GOAL: Report only how many lines hold the word "Cascade".

MATERIAL SUPPLIED:
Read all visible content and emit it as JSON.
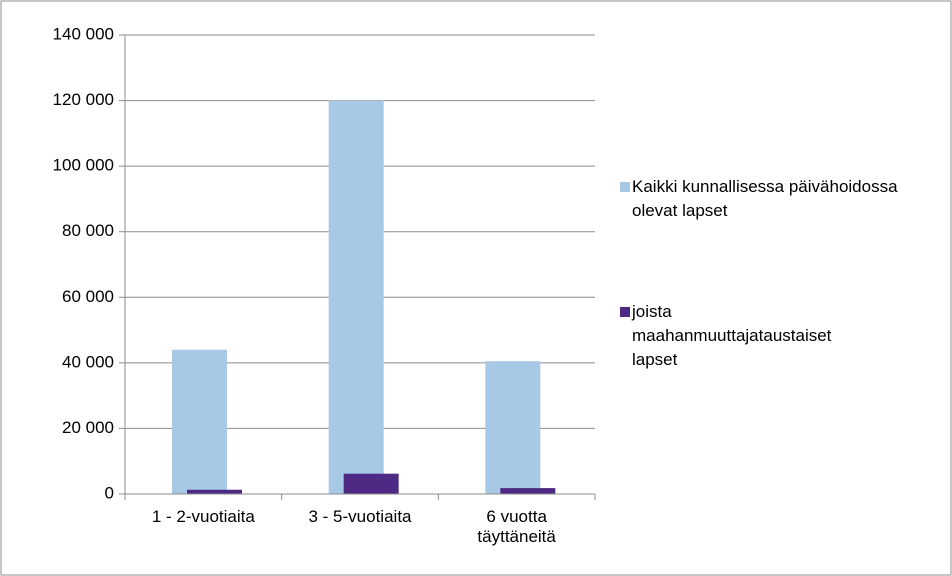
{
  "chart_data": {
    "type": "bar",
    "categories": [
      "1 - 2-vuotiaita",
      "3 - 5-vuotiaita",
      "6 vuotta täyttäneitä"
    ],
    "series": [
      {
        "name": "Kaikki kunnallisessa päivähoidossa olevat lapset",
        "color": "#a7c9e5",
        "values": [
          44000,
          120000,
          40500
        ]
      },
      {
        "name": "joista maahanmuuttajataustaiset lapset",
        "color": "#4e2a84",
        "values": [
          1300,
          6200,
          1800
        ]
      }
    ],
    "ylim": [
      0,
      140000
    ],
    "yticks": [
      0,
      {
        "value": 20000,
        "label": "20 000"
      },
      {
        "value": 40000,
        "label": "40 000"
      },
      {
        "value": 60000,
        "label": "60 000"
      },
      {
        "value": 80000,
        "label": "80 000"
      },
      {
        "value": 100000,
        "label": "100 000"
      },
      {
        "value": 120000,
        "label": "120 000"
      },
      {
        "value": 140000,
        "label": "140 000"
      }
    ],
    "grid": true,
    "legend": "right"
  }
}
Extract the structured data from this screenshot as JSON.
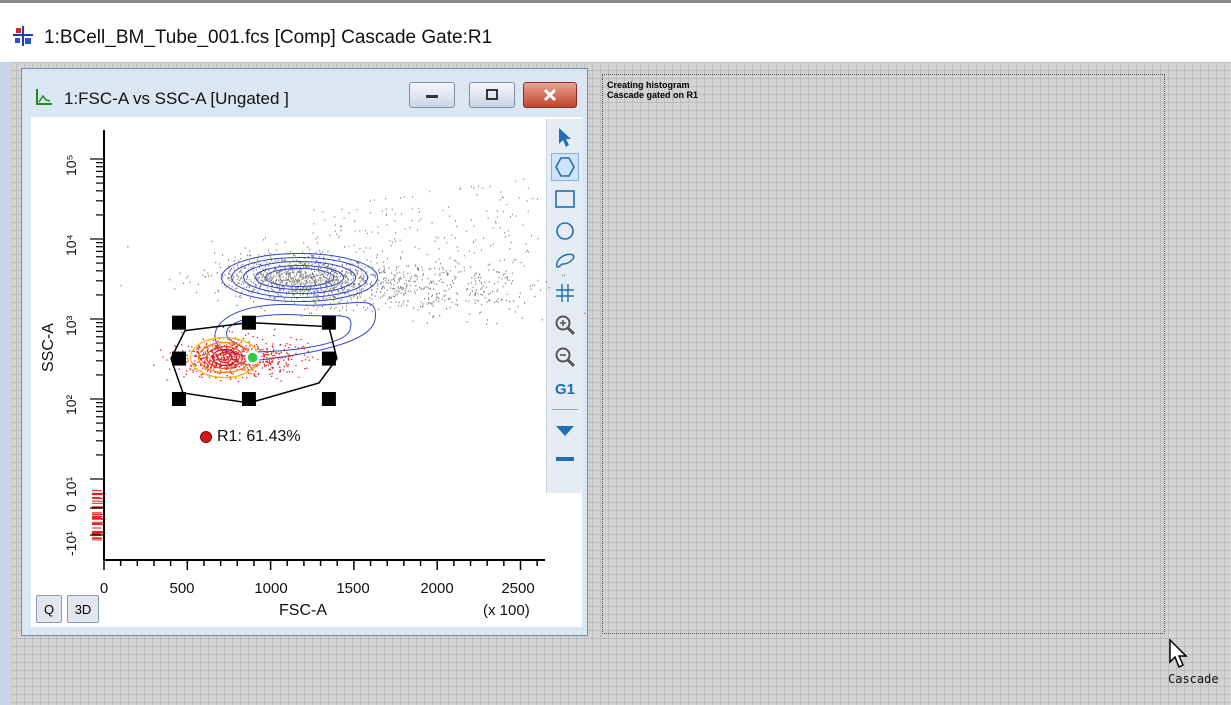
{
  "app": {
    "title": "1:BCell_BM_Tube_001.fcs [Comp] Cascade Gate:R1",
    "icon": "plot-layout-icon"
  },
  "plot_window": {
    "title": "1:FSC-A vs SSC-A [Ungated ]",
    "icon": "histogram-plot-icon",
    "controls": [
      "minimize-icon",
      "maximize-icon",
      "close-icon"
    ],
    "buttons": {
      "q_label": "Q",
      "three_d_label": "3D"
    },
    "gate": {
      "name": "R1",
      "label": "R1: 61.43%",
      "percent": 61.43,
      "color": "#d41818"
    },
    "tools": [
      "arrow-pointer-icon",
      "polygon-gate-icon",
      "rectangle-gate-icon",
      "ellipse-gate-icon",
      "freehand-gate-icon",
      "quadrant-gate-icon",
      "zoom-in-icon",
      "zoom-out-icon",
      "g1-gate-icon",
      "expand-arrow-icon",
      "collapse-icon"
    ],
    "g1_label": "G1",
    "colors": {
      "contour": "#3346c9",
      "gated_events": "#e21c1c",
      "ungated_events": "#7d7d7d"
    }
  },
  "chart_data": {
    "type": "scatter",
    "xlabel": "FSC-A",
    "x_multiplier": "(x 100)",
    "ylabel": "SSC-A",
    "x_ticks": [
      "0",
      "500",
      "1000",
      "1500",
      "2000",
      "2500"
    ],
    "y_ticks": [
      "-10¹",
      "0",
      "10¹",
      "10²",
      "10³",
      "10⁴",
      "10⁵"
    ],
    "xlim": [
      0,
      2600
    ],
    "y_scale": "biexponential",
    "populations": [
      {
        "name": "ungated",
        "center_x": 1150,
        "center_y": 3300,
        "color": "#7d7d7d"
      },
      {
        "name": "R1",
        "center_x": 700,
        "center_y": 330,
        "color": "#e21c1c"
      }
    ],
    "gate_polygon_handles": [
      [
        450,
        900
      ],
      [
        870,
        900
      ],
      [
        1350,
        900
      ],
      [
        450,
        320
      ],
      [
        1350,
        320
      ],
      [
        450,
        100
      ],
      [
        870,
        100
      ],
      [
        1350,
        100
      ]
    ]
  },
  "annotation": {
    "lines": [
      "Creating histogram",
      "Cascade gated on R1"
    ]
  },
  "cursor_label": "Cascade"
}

EXPECTED ANSWER: 3